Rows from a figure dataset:
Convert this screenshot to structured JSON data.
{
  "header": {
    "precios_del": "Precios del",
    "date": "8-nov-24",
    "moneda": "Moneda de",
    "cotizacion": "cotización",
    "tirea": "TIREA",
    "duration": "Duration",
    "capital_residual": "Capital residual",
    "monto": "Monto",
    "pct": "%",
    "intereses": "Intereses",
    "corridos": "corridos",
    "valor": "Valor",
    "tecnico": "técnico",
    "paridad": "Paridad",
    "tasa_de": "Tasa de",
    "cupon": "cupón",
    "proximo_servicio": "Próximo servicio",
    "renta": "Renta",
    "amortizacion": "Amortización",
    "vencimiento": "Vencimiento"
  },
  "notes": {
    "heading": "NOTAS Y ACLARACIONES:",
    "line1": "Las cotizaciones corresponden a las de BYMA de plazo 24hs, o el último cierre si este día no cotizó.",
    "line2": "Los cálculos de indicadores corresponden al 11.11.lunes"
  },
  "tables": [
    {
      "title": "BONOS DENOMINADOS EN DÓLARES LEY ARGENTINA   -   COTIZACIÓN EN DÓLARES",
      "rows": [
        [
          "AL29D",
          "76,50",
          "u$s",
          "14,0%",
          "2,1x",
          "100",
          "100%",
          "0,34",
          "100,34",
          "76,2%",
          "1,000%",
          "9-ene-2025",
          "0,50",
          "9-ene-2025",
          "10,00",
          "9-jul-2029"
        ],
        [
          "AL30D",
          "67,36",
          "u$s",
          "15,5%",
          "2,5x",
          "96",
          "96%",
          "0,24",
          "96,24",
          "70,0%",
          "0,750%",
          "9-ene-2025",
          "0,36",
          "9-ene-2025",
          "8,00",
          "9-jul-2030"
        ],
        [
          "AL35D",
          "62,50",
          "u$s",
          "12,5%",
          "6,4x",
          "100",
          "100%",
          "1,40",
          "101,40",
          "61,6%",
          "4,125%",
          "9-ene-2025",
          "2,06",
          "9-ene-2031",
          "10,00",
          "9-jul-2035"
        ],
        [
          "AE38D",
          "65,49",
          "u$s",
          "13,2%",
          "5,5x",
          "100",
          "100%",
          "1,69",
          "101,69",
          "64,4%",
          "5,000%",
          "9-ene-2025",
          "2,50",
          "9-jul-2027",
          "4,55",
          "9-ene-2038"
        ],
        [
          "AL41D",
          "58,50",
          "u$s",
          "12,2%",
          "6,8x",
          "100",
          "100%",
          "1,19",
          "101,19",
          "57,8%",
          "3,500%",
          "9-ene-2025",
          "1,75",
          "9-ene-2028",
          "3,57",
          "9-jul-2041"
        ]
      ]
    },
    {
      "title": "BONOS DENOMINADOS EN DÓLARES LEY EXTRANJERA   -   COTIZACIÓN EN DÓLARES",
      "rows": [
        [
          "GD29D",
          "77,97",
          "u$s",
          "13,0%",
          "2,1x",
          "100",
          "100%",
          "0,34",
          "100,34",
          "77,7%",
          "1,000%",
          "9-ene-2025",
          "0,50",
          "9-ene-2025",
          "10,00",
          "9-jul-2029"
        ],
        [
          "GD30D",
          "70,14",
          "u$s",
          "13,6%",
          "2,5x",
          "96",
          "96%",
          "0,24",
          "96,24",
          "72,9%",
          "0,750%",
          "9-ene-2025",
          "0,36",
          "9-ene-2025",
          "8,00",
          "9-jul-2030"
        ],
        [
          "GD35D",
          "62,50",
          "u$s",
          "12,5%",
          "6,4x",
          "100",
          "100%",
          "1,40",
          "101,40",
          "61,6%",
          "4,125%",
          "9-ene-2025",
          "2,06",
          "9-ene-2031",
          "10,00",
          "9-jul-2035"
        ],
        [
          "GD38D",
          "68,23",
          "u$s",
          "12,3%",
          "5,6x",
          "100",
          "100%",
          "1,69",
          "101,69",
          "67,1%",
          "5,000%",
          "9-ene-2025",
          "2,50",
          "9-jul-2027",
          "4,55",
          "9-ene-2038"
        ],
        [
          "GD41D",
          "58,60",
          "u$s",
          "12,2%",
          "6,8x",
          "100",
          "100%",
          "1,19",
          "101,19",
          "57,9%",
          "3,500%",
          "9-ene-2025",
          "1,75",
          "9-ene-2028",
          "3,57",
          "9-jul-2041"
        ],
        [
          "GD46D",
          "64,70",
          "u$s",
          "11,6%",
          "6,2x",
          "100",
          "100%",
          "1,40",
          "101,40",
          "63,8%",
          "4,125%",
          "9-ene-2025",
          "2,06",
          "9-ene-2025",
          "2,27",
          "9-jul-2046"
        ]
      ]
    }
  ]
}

## Written task
Each line above that holds the string "DENOMINADOS" should be copied and shown.

## Exercise solution
      "title": "BONOS DENOMINADOS EN DÓLARES LEY ARGENTINA   -   COTIZACIÓN EN DÓLARES",
      "title": "BONOS DENOMINADOS EN DÓLARES LEY EXTRANJERA   -   COTIZACIÓN EN DÓLARES",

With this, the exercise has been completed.